Written problem » Gather all lines containing the string "Cyanine" and copy them out.

Material for the task »
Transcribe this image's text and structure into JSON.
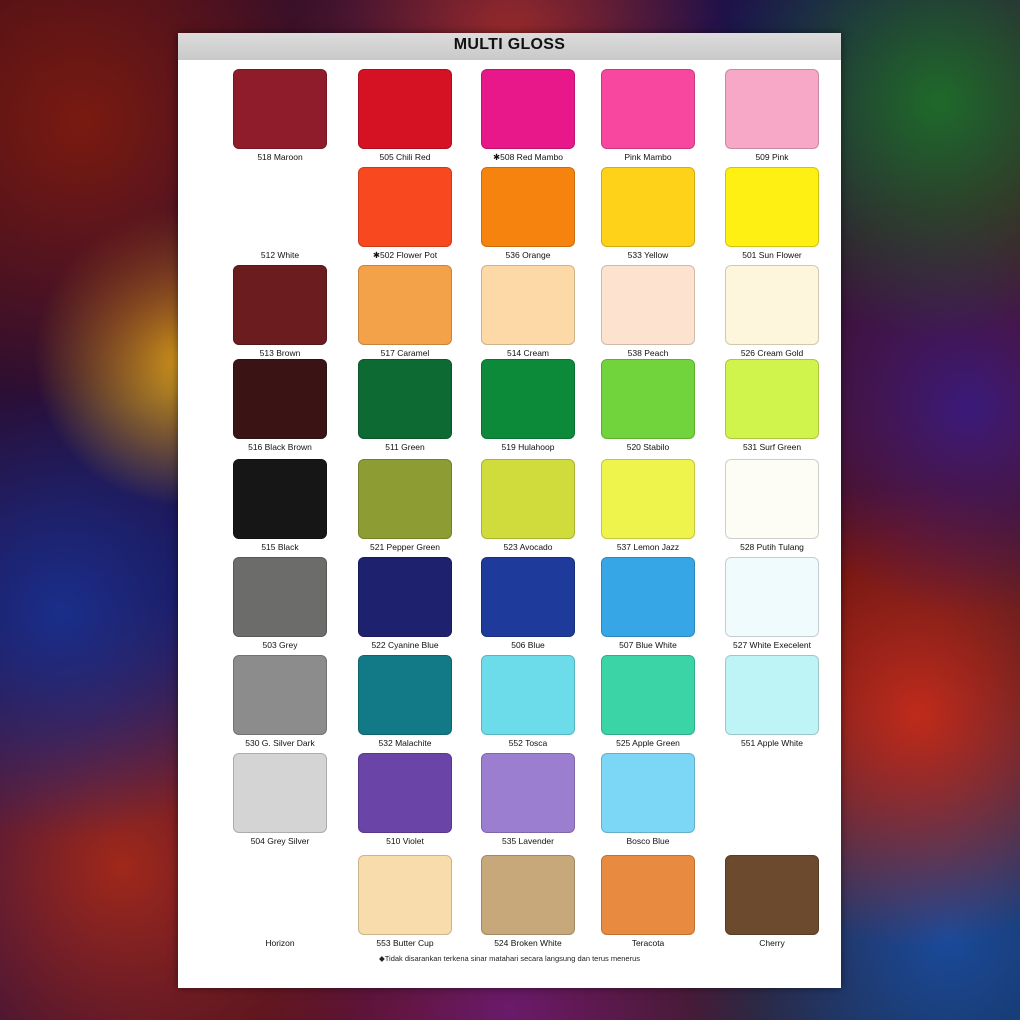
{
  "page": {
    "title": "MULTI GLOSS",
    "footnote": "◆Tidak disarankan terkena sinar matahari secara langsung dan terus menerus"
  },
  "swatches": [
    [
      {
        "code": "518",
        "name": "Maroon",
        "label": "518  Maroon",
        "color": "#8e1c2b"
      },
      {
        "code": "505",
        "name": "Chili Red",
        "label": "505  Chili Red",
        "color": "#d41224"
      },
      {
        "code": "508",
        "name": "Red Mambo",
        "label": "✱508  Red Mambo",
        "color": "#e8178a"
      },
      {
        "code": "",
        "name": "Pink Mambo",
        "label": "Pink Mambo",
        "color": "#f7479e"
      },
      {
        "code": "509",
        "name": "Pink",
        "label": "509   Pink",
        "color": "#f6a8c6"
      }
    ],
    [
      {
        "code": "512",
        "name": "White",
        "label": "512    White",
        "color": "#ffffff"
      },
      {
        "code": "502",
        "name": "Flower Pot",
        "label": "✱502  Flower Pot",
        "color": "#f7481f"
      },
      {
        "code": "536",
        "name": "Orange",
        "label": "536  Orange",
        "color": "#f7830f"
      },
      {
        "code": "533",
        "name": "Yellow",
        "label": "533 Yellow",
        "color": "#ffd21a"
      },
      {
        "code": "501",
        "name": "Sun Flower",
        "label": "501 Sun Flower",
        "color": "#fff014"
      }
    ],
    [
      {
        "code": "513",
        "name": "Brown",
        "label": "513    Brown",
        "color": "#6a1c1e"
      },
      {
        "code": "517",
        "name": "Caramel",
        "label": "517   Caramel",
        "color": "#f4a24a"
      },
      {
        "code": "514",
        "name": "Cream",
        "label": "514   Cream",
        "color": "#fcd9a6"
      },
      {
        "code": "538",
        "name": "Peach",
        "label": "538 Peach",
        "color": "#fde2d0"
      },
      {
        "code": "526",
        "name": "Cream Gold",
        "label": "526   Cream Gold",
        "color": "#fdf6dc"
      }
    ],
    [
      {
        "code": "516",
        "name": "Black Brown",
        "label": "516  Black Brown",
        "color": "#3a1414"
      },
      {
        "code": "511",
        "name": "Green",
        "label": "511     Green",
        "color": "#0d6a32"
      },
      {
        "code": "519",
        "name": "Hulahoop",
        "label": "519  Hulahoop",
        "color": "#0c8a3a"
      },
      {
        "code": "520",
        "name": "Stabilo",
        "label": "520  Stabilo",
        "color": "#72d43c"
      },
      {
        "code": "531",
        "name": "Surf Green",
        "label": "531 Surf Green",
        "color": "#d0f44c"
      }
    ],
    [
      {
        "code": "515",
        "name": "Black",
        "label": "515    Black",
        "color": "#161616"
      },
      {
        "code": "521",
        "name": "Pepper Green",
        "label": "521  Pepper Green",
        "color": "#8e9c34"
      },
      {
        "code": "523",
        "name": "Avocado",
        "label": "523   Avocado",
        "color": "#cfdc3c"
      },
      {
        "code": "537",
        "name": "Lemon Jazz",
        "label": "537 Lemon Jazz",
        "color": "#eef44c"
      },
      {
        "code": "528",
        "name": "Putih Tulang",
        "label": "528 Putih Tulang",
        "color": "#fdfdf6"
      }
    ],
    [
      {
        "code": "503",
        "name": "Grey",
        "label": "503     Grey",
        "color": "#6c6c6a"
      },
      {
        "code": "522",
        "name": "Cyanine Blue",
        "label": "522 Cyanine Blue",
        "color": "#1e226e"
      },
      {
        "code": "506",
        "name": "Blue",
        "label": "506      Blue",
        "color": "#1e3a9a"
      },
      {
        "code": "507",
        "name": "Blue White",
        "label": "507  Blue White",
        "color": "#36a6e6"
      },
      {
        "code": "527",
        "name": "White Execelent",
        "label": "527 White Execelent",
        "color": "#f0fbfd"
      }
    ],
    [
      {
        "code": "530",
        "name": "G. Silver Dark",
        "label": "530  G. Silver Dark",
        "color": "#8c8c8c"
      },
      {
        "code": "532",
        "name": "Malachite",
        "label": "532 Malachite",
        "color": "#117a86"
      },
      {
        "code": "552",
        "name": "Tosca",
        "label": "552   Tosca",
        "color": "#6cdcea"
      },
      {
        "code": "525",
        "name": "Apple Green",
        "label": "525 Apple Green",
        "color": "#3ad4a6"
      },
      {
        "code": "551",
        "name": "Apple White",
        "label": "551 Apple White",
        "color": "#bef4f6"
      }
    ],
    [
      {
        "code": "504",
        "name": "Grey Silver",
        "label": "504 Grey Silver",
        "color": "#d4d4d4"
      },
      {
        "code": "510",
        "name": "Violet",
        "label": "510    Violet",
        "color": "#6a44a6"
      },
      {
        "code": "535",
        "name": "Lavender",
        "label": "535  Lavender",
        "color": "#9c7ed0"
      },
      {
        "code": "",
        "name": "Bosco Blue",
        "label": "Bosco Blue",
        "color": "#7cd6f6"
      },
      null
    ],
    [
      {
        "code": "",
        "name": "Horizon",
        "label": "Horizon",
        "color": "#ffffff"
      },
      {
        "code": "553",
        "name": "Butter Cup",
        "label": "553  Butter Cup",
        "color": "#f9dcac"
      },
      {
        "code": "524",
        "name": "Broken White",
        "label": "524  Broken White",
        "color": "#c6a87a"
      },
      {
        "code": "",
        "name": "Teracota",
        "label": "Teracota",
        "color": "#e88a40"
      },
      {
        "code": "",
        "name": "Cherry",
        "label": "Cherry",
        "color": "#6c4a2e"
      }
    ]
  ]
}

Response to this exercise »
        "name": "Cyanine Blue",
        "label": "522 Cyanine Blue",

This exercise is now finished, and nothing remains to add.